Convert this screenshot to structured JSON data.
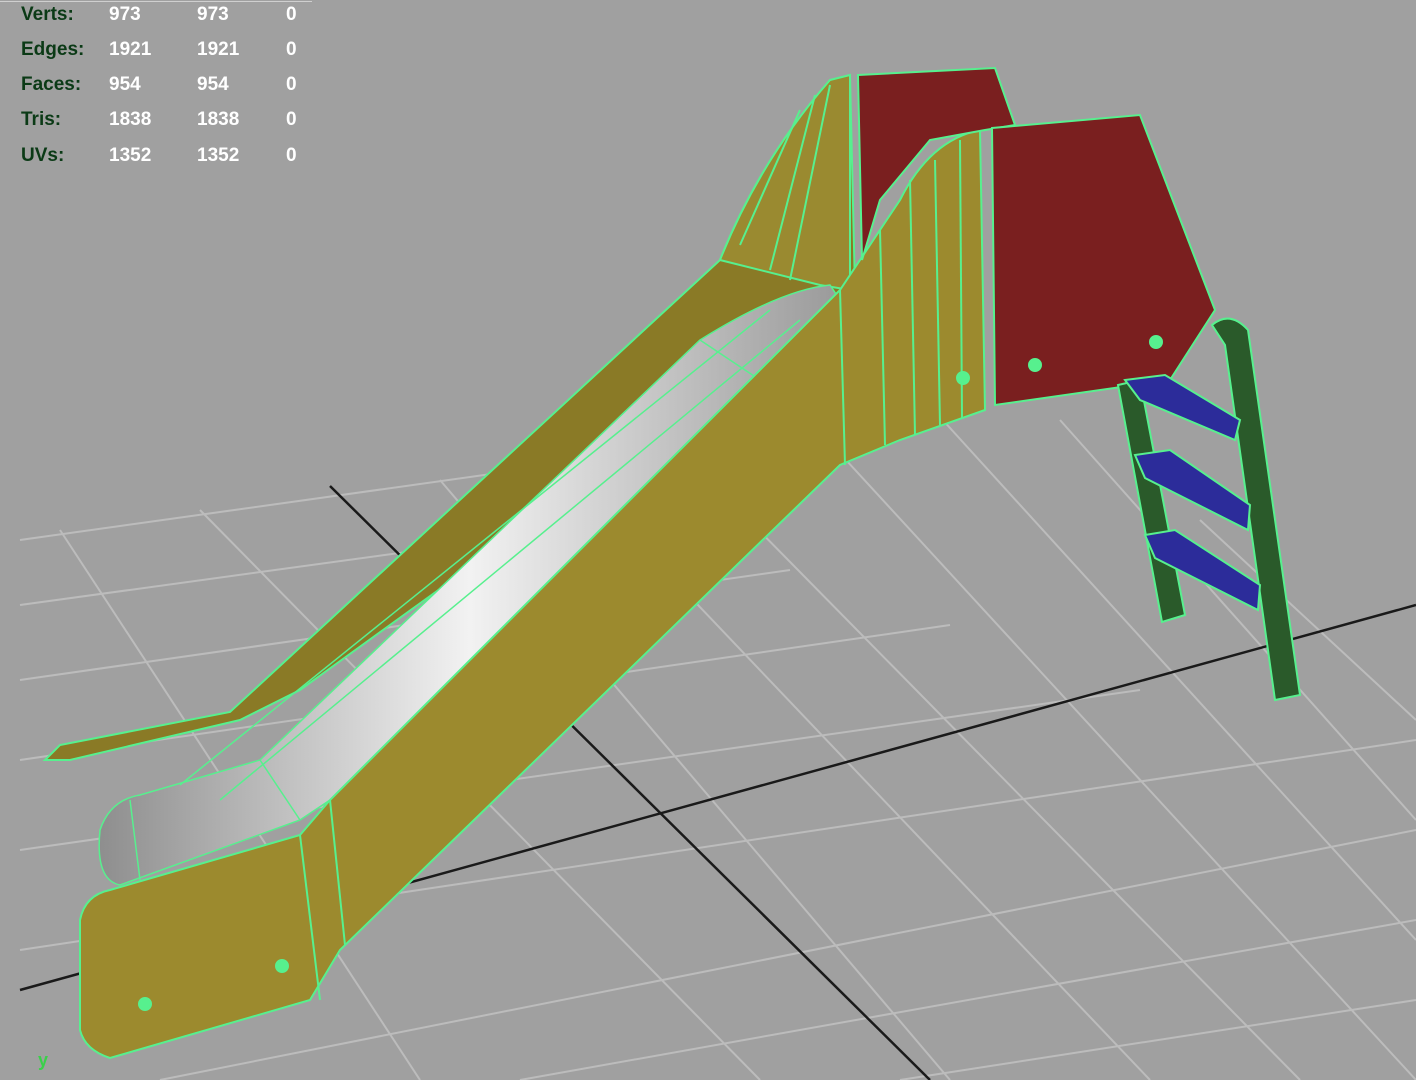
{
  "hud": {
    "rows": [
      {
        "label": "Verts:",
        "v1": "973",
        "v2": "973",
        "v3": "0"
      },
      {
        "label": "Edges:",
        "v1": "1921",
        "v2": "1921",
        "v3": "0"
      },
      {
        "label": "Faces:",
        "v1": "954",
        "v2": "954",
        "v3": "0"
      },
      {
        "label": "Tris:",
        "v1": "1838",
        "v2": "1838",
        "v3": "0"
      },
      {
        "label": "UVs:",
        "v1": "1352",
        "v2": "1352",
        "v3": "0"
      }
    ]
  },
  "axis": {
    "y_label": "y"
  },
  "colors": {
    "viewport_bg": "#a0a0a0",
    "grid": "#bcbcbc",
    "grid_axis": "#1a1a1a",
    "wireframe": "#57f08e",
    "wood": "#9c8a2e",
    "panel": "#7a1f1f",
    "rung": "#2c2c9a",
    "ladder_rail": "#2a5a2a",
    "chute": "#e6e6e6"
  }
}
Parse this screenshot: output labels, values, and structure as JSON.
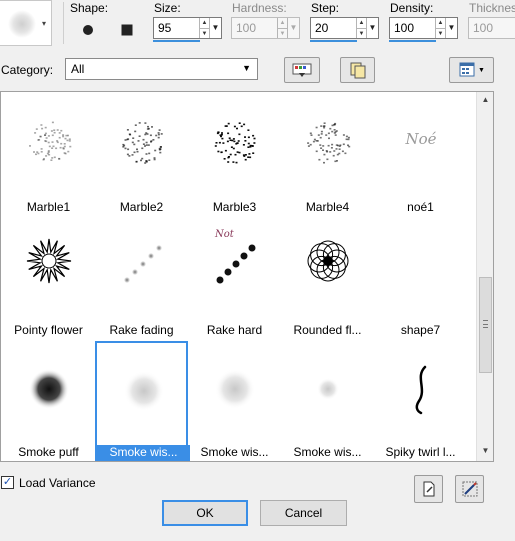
{
  "toolbar": {
    "shape_label": "Shape:",
    "size": {
      "label": "Size:",
      "value": "95"
    },
    "hardness": {
      "label": "Hardness:",
      "value": "100"
    },
    "step": {
      "label": "Step:",
      "value": "20"
    },
    "density": {
      "label": "Density:",
      "value": "100"
    },
    "thickness": {
      "label": "Thicknes",
      "value": "100"
    }
  },
  "category": {
    "label": "Category:",
    "value": "All"
  },
  "brushes": [
    {
      "name": "Marble1",
      "icon": "marble-icon"
    },
    {
      "name": "Marble2",
      "icon": "marble-icon"
    },
    {
      "name": "Marble3",
      "icon": "marble-icon"
    },
    {
      "name": "Marble4",
      "icon": "marble-icon"
    },
    {
      "name": "noé1",
      "icon": "signature-icon"
    },
    {
      "name": "Pointy flower",
      "icon": "pointy-flower-icon"
    },
    {
      "name": "Rake fading",
      "icon": "rake-icon"
    },
    {
      "name": "Rake hard",
      "icon": "rake-icon"
    },
    {
      "name": "Rounded fl...",
      "icon": "rounded-flower-icon"
    },
    {
      "name": "shape7",
      "icon": "crescent-icon"
    },
    {
      "name": "Smoke puff",
      "icon": "smoke-icon"
    },
    {
      "name": "Smoke wis...",
      "icon": "smoke-icon",
      "selected": true
    },
    {
      "name": "Smoke wis...",
      "icon": "smoke-icon"
    },
    {
      "name": "Smoke wis...",
      "icon": "smoke-icon"
    },
    {
      "name": "Spiky twirl l...",
      "icon": "twirl-icon"
    }
  ],
  "load_variance": {
    "label": "Load Variance",
    "checked": true
  },
  "buttons": {
    "ok": "OK",
    "cancel": "Cancel"
  },
  "colors": {
    "selection": "#3a8ee6",
    "accent_underline": "#3c8fdc"
  }
}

• **What the task asks**:
The records shown above are to be repeated exactly, with the pictures left out.

• **Result of this exercise**:
Convert this screenshot to structured JSON data.
{
  "hud": {
    "rows": [
      {
        "label": "Verts:",
        "v1": "973",
        "v2": "973",
        "v3": "0"
      },
      {
        "label": "Edges:",
        "v1": "1921",
        "v2": "1921",
        "v3": "0"
      },
      {
        "label": "Faces:",
        "v1": "954",
        "v2": "954",
        "v3": "0"
      },
      {
        "label": "Tris:",
        "v1": "1838",
        "v2": "1838",
        "v3": "0"
      },
      {
        "label": "UVs:",
        "v1": "1352",
        "v2": "1352",
        "v3": "0"
      }
    ]
  },
  "axis": {
    "y_label": "y"
  },
  "colors": {
    "viewport_bg": "#a0a0a0",
    "grid": "#bcbcbc",
    "grid_axis": "#1a1a1a",
    "wireframe": "#57f08e",
    "wood": "#9c8a2e",
    "panel": "#7a1f1f",
    "rung": "#2c2c9a",
    "ladder_rail": "#2a5a2a",
    "chute": "#e6e6e6"
  }
}
Parse this screenshot: output labels, values, and structure as JSON.
{
  "toolbar": {
    "shape_label": "Shape:",
    "size": {
      "label": "Size:",
      "value": "95"
    },
    "hardness": {
      "label": "Hardness:",
      "value": "100"
    },
    "step": {
      "label": "Step:",
      "value": "20"
    },
    "density": {
      "label": "Density:",
      "value": "100"
    },
    "thickness": {
      "label": "Thicknes",
      "value": "100"
    }
  },
  "category": {
    "label": "Category:",
    "value": "All"
  },
  "brushes": [
    {
      "name": "Marble1",
      "icon": "marble-icon"
    },
    {
      "name": "Marble2",
      "icon": "marble-icon"
    },
    {
      "name": "Marble3",
      "icon": "marble-icon"
    },
    {
      "name": "Marble4",
      "icon": "marble-icon"
    },
    {
      "name": "noé1",
      "icon": "signature-icon"
    },
    {
      "name": "Pointy flower",
      "icon": "pointy-flower-icon"
    },
    {
      "name": "Rake fading",
      "icon": "rake-icon"
    },
    {
      "name": "Rake hard",
      "icon": "rake-icon"
    },
    {
      "name": "Rounded fl...",
      "icon": "rounded-flower-icon"
    },
    {
      "name": "shape7",
      "icon": "crescent-icon"
    },
    {
      "name": "Smoke puff",
      "icon": "smoke-icon"
    },
    {
      "name": "Smoke wis...",
      "icon": "smoke-icon",
      "selected": true
    },
    {
      "name": "Smoke wis...",
      "icon": "smoke-icon"
    },
    {
      "name": "Smoke wis...",
      "icon": "smoke-icon"
    },
    {
      "name": "Spiky twirl l...",
      "icon": "twirl-icon"
    }
  ],
  "load_variance": {
    "label": "Load Variance",
    "checked": true
  },
  "buttons": {
    "ok": "OK",
    "cancel": "Cancel"
  },
  "colors": {
    "selection": "#3a8ee6",
    "accent_underline": "#3c8fdc"
  }
}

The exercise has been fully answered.